[TASK DESCRIPTION]:
State how many lines in the listing below include the word "style", and add nothing besides the number.

----- DATASET CONTENT -----

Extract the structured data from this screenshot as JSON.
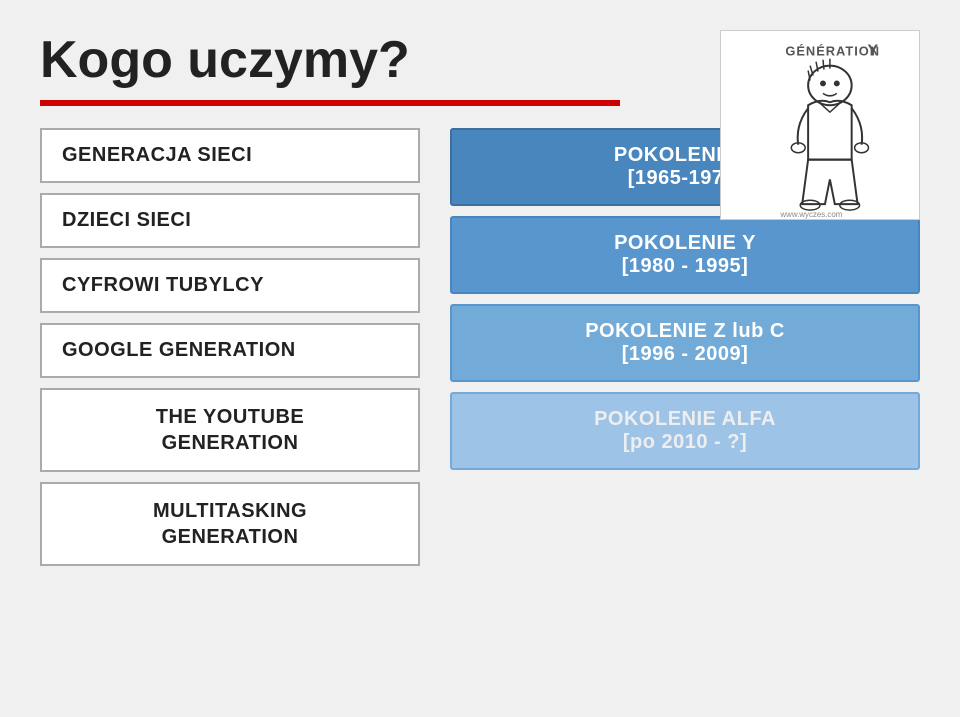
{
  "title": "Kogo uczymy?",
  "redline": true,
  "left_items": [
    {
      "id": "generacja-sieci",
      "label": "GENERACJA SIECI"
    },
    {
      "id": "dzieci-sieci",
      "label": "DZIECI SIECI"
    },
    {
      "id": "cyfrowi-tubylcy",
      "label": "CYFROWI TUBYLCY"
    },
    {
      "id": "google-generation",
      "label": "GOOGLE GENERATION"
    },
    {
      "id": "youtube-generation",
      "label": "THE YOUTUBE GENERATION",
      "two_line": true
    },
    {
      "id": "multitasking-generation",
      "label": "MULTITASKING GENERATION",
      "two_line": true
    }
  ],
  "right_items": [
    {
      "id": "pokolenie-x",
      "label": "POKOLENIE  X\n[1965-1979]",
      "style": "darkest"
    },
    {
      "id": "pokolenie-y",
      "label": "POKOLENIE Y\n[1980 - 1995]",
      "style": "dark"
    },
    {
      "id": "pokolenie-z",
      "label": "POKOLENIE Z lub C\n[1996 - 2009]",
      "style": "medium"
    },
    {
      "id": "pokolenie-alfa",
      "label": "POKOLENIE ALFA\n[po 2010 - ?]",
      "style": "light"
    }
  ],
  "image_label": "GÉNÉRATION Y"
}
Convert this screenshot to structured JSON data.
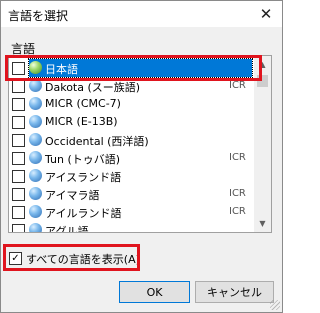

-----

[EXPECTED ANSWER]:
4